(Provided passage Opens)

Description
As a follow-up work of https://cwiki.apache.org/confluence/display/KAFKA/KIP-244%3A+Add+Record+Header+support+to+Kafka+Streams+Processor+API, we want to provide allow users to customize how record headers are inherited while traversing the topology at the DSL layer (at the lower-level Processor API layer, users are already capable for customizing and inheriting the headers as they forward the records to next processor nodes).
Today the headers are implicitly inherited throughout the topology without any modifications within the Streams library. For stateless operators (filter, map, etc) this default inheritance policy should be sufficient. For stateful operators where multiple input records may be generating a single record (i.e. it is an n:1 transformations rather than 1:1 mapping), since we only inherit from the triggering record, which would seem to be a "random" choice to the users and other records' headers are lost.
I'd propose we extend DSL to allow users to customize the headers inheritance policy for stateful operators, namely Joins and Aggregations. It would contain two parts:
1) On the DSL layer, I'd suggest we extend `Joined` and `Grouped` control object with an additional function that allows users to pass in a lambda function (let's say its called HeadersMerger, but name subject to discuss over KIP) that takes two Headers object and generated a single Headers object in the return value.

(Provided passage Closes)
(Given data Opens)

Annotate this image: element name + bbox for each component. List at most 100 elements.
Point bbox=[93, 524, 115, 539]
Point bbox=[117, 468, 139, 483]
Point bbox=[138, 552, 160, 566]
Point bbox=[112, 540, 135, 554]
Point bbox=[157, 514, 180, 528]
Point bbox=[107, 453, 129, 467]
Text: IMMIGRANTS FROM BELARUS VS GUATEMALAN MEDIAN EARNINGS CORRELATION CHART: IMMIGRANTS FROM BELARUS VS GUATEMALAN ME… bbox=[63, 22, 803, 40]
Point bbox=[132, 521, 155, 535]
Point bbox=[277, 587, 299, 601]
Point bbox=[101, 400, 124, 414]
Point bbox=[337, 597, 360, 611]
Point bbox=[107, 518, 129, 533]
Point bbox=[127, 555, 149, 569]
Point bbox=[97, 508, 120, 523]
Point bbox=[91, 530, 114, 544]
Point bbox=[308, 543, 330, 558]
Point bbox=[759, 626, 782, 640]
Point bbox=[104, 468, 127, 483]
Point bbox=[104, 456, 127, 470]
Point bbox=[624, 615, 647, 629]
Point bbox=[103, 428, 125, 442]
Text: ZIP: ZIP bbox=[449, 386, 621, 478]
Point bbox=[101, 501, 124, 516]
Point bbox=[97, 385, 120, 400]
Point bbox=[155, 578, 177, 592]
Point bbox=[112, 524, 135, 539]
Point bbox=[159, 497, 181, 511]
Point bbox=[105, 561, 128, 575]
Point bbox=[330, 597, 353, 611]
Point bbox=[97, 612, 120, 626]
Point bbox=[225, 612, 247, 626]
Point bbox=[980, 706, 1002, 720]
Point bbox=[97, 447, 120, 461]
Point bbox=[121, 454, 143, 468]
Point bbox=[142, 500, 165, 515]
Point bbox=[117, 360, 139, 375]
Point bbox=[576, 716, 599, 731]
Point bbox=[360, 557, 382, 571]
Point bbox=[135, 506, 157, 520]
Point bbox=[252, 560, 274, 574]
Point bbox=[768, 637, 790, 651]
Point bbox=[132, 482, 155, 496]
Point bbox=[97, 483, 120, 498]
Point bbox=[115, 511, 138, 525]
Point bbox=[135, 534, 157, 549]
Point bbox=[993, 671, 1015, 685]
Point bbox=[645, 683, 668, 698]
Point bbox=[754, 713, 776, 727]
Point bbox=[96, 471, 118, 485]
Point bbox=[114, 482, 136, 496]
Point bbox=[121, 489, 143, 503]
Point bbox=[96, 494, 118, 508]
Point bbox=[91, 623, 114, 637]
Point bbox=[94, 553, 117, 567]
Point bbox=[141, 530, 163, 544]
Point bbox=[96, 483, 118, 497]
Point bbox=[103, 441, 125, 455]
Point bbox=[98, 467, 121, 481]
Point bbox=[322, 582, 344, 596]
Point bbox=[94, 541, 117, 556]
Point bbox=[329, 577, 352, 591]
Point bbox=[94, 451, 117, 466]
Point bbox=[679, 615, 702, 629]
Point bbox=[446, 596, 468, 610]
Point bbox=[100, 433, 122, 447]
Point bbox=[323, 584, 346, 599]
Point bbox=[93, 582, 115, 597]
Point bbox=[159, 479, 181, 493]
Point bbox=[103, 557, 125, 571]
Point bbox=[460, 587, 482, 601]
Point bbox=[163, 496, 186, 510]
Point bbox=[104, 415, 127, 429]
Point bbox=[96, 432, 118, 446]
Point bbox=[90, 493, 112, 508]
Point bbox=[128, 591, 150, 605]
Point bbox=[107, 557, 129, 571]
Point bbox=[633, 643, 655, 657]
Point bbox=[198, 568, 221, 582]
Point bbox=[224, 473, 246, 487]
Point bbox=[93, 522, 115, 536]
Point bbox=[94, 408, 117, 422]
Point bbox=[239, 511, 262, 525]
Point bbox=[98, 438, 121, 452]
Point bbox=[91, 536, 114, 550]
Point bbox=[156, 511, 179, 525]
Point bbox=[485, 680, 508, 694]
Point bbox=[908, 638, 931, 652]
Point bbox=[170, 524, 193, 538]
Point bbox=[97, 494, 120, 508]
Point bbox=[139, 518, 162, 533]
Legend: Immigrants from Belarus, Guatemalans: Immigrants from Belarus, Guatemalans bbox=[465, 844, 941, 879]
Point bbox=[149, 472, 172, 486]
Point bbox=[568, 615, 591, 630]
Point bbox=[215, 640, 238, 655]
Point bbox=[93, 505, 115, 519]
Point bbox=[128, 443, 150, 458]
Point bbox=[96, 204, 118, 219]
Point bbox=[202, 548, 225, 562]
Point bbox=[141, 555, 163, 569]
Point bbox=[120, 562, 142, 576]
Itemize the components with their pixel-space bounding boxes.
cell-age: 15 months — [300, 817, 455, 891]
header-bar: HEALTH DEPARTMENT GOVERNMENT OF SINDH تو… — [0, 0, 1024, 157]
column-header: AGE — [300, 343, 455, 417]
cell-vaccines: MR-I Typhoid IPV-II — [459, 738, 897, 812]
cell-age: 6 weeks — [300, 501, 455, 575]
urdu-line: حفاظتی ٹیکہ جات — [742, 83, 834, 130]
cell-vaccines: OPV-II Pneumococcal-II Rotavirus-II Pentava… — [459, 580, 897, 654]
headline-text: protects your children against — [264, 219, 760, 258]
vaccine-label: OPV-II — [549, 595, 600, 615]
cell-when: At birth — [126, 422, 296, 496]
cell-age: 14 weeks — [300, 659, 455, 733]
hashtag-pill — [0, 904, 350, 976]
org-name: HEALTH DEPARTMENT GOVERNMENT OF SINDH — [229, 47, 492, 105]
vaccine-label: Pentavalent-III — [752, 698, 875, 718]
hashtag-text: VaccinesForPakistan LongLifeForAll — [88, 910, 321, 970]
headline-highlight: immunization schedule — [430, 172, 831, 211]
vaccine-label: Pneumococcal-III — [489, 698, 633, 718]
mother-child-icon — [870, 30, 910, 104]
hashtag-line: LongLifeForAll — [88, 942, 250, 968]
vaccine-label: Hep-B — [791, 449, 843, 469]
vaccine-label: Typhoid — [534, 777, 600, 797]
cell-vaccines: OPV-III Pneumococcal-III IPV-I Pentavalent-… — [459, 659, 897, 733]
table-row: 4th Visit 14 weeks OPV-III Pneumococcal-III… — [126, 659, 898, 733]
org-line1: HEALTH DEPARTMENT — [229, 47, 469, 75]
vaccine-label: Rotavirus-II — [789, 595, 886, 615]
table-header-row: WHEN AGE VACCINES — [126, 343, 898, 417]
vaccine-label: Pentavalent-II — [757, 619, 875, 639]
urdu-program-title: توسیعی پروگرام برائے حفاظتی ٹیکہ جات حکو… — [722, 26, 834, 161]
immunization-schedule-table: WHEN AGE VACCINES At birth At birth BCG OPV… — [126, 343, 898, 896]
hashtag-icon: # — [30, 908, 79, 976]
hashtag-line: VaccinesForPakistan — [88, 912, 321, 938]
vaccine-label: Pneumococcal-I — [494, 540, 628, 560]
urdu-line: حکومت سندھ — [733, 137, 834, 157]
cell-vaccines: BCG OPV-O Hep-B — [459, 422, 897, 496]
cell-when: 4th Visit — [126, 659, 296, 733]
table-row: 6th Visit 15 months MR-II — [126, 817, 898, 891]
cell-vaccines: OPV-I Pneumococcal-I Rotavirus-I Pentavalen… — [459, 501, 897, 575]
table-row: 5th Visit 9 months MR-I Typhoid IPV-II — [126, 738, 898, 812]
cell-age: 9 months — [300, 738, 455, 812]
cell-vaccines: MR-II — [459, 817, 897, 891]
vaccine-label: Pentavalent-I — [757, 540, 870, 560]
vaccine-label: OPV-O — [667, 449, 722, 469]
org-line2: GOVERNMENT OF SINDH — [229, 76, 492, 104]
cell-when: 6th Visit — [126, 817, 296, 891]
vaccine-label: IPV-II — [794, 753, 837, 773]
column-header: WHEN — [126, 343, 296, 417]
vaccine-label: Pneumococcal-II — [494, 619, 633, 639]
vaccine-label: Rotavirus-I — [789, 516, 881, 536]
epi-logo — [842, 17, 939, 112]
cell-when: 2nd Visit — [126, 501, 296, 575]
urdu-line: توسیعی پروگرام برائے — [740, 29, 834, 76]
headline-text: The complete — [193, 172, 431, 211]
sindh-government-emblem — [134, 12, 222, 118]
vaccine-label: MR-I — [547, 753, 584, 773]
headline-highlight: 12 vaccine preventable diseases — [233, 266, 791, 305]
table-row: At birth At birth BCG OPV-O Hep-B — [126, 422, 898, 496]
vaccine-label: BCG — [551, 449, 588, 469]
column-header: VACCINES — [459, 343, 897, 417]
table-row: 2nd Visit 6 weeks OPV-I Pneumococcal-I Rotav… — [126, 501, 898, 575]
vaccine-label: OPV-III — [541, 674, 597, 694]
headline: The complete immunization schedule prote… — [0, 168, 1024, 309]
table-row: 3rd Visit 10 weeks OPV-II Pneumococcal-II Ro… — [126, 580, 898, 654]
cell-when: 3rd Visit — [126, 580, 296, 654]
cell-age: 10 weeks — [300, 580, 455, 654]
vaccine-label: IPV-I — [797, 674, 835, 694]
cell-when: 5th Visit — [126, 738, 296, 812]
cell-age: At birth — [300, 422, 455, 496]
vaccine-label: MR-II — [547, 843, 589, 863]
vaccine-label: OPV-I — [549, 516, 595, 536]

(Given data Closes)

#### Required tasks
[1] In the Kafka Streams headers proposal, why does the suggested change target joins and aggregations instead of stateless operators such as filter and map? Answer in one to three sentences.
[2] Please continue the Kafka Streams headers proposal, starting right after its last sentence.

#### Responses to the exercise
[1] For stateless operators, the default of implicitly inheriting headers is considered sufficient. Stateful operators can turn several input records into one output record, but only the triggering record's headers are inherited. Users would see that as a "random" choice, and the other records' headers are lost.

[2]
2) On the implementation layer, we need to actually store the headers at the materialized state store so that they can be retrieved along with the record for join / aggregation processor. This would be changing the state store value bytes organization and hence better be considered carefully. Then when join / aggregate processor is triggered, the Headers of both records will be retrieved (one from the triggering record, one read from the materialized state store) and then passed to the HeadersMerger. Some low-hanging optimizations can be considered though, e.g. if users do not have overridden this interface, then we can consider not reading the headers from the other side at all to save IO cost.